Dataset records
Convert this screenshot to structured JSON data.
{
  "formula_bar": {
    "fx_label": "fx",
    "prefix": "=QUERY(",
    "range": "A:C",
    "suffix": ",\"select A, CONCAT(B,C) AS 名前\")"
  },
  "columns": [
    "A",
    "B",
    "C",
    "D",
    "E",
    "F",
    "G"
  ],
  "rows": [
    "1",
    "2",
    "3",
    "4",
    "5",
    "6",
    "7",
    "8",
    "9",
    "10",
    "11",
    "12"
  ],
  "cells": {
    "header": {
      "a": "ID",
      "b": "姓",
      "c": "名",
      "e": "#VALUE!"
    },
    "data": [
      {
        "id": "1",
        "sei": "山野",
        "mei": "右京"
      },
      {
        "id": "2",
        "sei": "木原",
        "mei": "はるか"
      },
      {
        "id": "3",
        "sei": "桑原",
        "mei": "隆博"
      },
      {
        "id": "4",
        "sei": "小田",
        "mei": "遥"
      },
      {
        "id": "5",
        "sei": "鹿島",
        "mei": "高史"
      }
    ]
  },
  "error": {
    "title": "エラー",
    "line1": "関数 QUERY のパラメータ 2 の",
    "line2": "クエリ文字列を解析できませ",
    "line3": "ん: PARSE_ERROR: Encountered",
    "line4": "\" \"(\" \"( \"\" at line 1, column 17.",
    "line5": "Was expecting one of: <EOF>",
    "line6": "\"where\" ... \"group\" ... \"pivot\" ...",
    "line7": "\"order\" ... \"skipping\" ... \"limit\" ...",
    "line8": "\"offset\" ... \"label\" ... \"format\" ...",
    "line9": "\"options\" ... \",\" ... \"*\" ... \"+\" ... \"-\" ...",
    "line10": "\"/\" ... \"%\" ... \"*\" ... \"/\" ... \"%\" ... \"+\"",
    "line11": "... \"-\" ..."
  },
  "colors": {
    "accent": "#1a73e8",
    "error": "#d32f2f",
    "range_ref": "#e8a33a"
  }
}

__Short task__
Repeat the data above, word for word.

__The output__
Convert this screenshot to structured JSON data.
{
  "formula_bar": {
    "fx_label": "fx",
    "prefix": "=QUERY(",
    "range": "A:C",
    "suffix": ",\"select A, CONCAT(B,C) AS 名前\")"
  },
  "columns": [
    "A",
    "B",
    "C",
    "D",
    "E",
    "F",
    "G"
  ],
  "rows": [
    "1",
    "2",
    "3",
    "4",
    "5",
    "6",
    "7",
    "8",
    "9",
    "10",
    "11",
    "12"
  ],
  "cells": {
    "header": {
      "a": "ID",
      "b": "姓",
      "c": "名",
      "e": "#VALUE!"
    },
    "data": [
      {
        "id": "1",
        "sei": "山野",
        "mei": "右京"
      },
      {
        "id": "2",
        "sei": "木原",
        "mei": "はるか"
      },
      {
        "id": "3",
        "sei": "桑原",
        "mei": "隆博"
      },
      {
        "id": "4",
        "sei": "小田",
        "mei": "遥"
      },
      {
        "id": "5",
        "sei": "鹿島",
        "mei": "高史"
      }
    ]
  },
  "error": {
    "title": "エラー",
    "line1": "関数 QUERY のパラメータ 2 の",
    "line2": "クエリ文字列を解析できませ",
    "line3": "ん: PARSE_ERROR: Encountered",
    "line4": "\" \"(\" \"( \"\" at line 1, column 17.",
    "line5": "Was expecting one of: <EOF>",
    "line6": "\"where\" ... \"group\" ... \"pivot\" ...",
    "line7": "\"order\" ... \"skipping\" ... \"limit\" ...",
    "line8": "\"offset\" ... \"label\" ... \"format\" ...",
    "line9": "\"options\" ... \",\" ... \"*\" ... \"+\" ... \"-\" ...",
    "line10": "\"/\" ... \"%\" ... \"*\" ... \"/\" ... \"%\" ... \"+\"",
    "line11": "... \"-\" ..."
  },
  "colors": {
    "accent": "#1a73e8",
    "error": "#d32f2f",
    "range_ref": "#e8a33a"
  }
}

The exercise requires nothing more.